--- The task ---
Copy everything in the listing below word for word, apart from any images.

--- Supplied material ---
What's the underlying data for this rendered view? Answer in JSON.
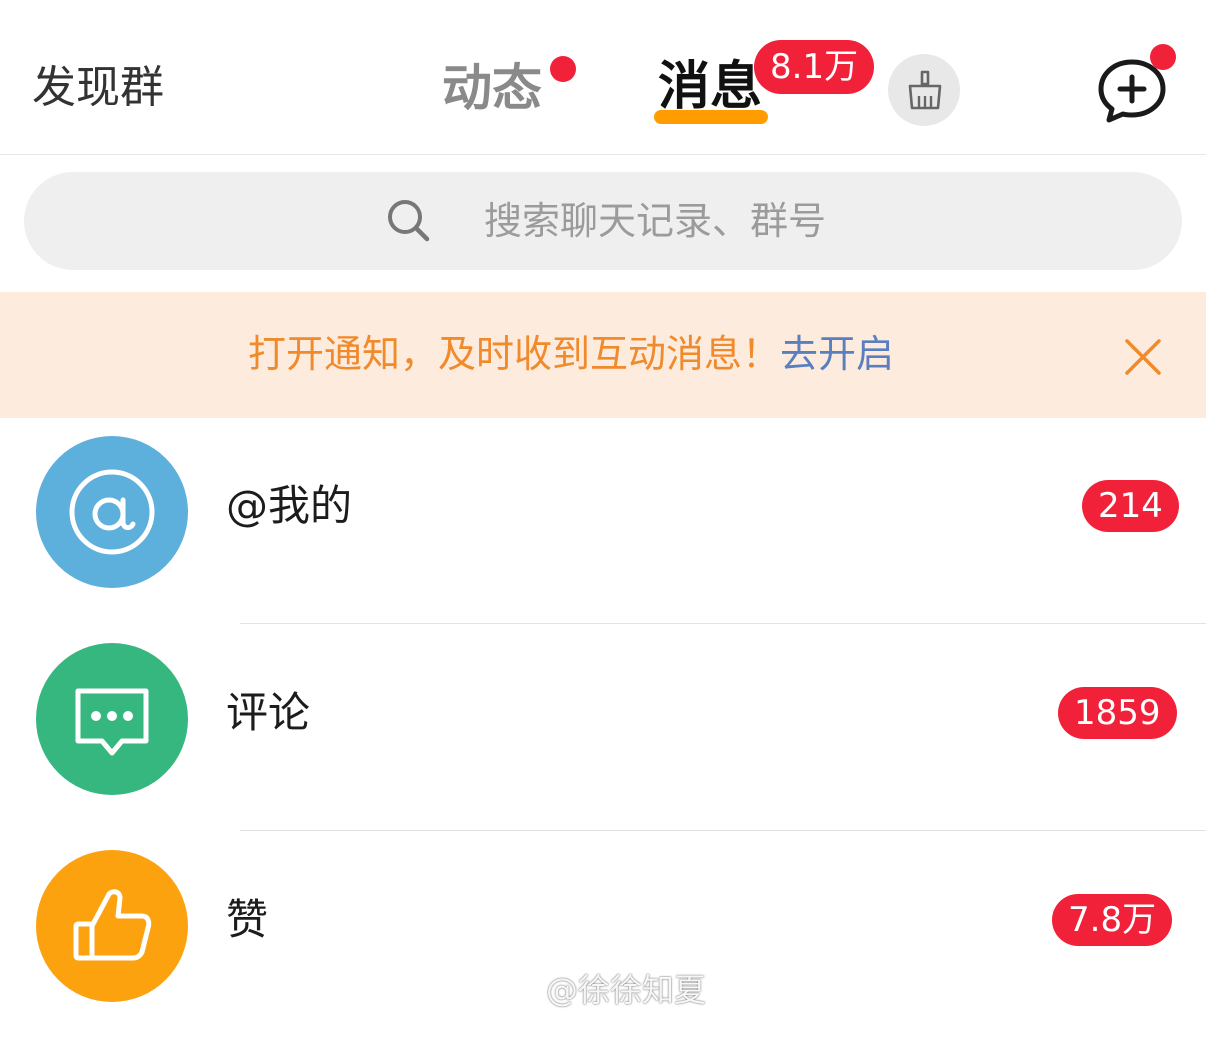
{
  "header": {
    "discover_label": "发现群",
    "tabs": [
      {
        "label": "动态",
        "has_dot": true
      },
      {
        "label": "消息",
        "active": true,
        "badge": "8.1万"
      }
    ],
    "clean_icon": "broom-icon",
    "compose_icon": "chat-plus-icon",
    "compose_has_dot": true
  },
  "search": {
    "placeholder": "搜索聊天记录、群号"
  },
  "banner": {
    "text": "打开通知，及时收到互动消息！",
    "link": "去开启",
    "close_icon": "close-icon"
  },
  "list": [
    {
      "title": "@我的",
      "badge": "214",
      "icon": "at-icon",
      "color": "#5db0dc"
    },
    {
      "title": "评论",
      "badge": "1859",
      "icon": "comment-icon",
      "color": "#35b77f"
    },
    {
      "title": "赞",
      "badge": "7.8万",
      "icon": "thumbs-up-icon",
      "color": "#fca20f"
    }
  ],
  "watermark": {
    "text": "@徐徐知夏"
  },
  "colors": {
    "badge_red": "#f2213a",
    "tab_underline": "#ff9d00",
    "banner_bg": "#fdebdd",
    "banner_text": "#f08a2b",
    "banner_link": "#5a7fc1"
  }
}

--- Complete output ---
What's the underlying data for this rendered view? Answer in JSON.
{
  "header": {
    "discover_label": "发现群",
    "tabs": [
      {
        "label": "动态",
        "has_dot": true
      },
      {
        "label": "消息",
        "active": true,
        "badge": "8.1万"
      }
    ],
    "clean_icon": "broom-icon",
    "compose_icon": "chat-plus-icon",
    "compose_has_dot": true
  },
  "search": {
    "placeholder": "搜索聊天记录、群号"
  },
  "banner": {
    "text": "打开通知，及时收到互动消息！",
    "link": "去开启",
    "close_icon": "close-icon"
  },
  "list": [
    {
      "title": "@我的",
      "badge": "214",
      "icon": "at-icon",
      "color": "#5db0dc"
    },
    {
      "title": "评论",
      "badge": "1859",
      "icon": "comment-icon",
      "color": "#35b77f"
    },
    {
      "title": "赞",
      "badge": "7.8万",
      "icon": "thumbs-up-icon",
      "color": "#fca20f"
    }
  ],
  "watermark": {
    "text": "@徐徐知夏"
  },
  "colors": {
    "badge_red": "#f2213a",
    "tab_underline": "#ff9d00",
    "banner_bg": "#fdebdd",
    "banner_text": "#f08a2b",
    "banner_link": "#5a7fc1"
  }
}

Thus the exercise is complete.